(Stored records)
************

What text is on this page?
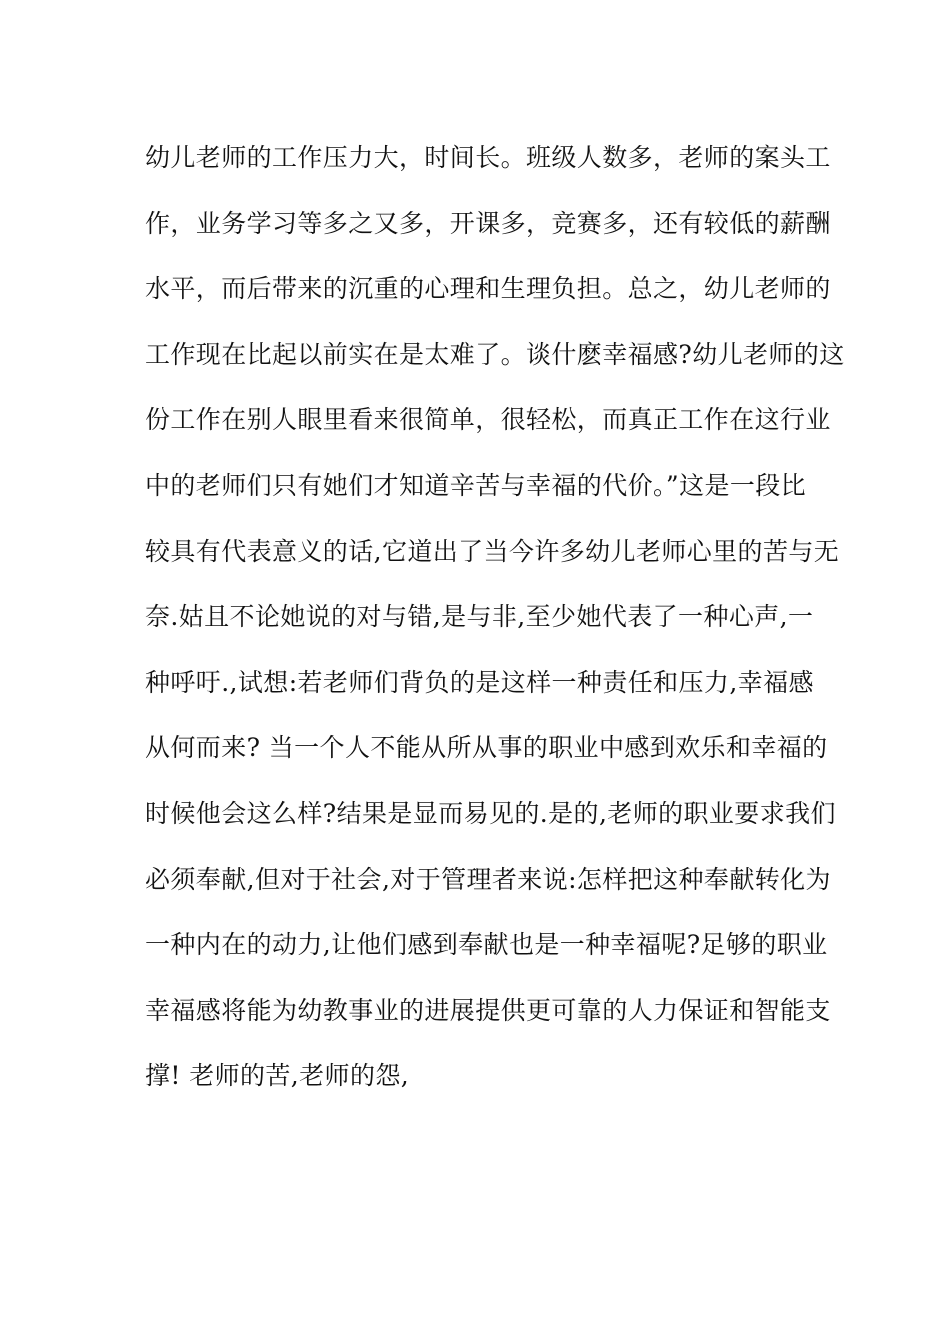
幼儿老师的工作压力大，时间长。班级人数多，老师的案头工
作，业务学习等多之又多，开课多，竞赛多，还有较低的薪酬
水平，而后带来的沉重的心理和生理负担。总之，幼儿老师的
工作现在比起以前实在是太难了。谈什麽幸福感?幼儿老师的这
份工作在别人眼里看来很简单，很轻松，而真正工作在这行业
中的老师们只有她们才知道辛苦与幸福的代价。”这是一段比
较具有代表意义的话,它道出了当今许多幼儿老师心里的苦与无
奈.姑且不论她说的对与错,是与非,至少她代表了一种心声,一
种呼吁.,试想:若老师们背负的是这样一种责任和压力,幸福感
从何而来? 当一个人不能从所从事的职业中感到欢乐和幸福的
时候他会这么样?结果是显而易见的.是的,老师的职业要求我们
必须奉献,但对于社会,对于管理者来说:怎样把这种奉献转化为
一种内在的动力,让他们感到奉献也是一种幸福呢?足够的职业
幸福感将能为幼教事业的进展提供更可靠的人力保证和智能支
撑! 老师的苦,老师的怨,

************

Nothing but the pictures may be dropped; output the records above exactly.

Full output
What text is on this page?
幼儿老师的工作压力大，时间长。班级人数多，老师的案头工
作，业务学习等多之又多，开课多，竞赛多，还有较低的薪酬
水平，而后带来的沉重的心理和生理负担。总之，幼儿老师的
工作现在比起以前实在是太难了。谈什麽幸福感?幼儿老师的这
份工作在别人眼里看来很简单，很轻松，而真正工作在这行业
中的老师们只有她们才知道辛苦与幸福的代价。”这是一段比
较具有代表意义的话,它道出了当今许多幼儿老师心里的苦与无
奈.姑且不论她说的对与错,是与非,至少她代表了一种心声,一
种呼吁.,试想:若老师们背负的是这样一种责任和压力,幸福感
从何而来? 当一个人不能从所从事的职业中感到欢乐和幸福的
时候他会这么样?结果是显而易见的.是的,老师的职业要求我们
必须奉献,但对于社会,对于管理者来说:怎样把这种奉献转化为
一种内在的动力,让他们感到奉献也是一种幸福呢?足够的职业
幸福感将能为幼教事业的进展提供更可靠的人力保证和智能支
撑! 老师的苦,老师的怨,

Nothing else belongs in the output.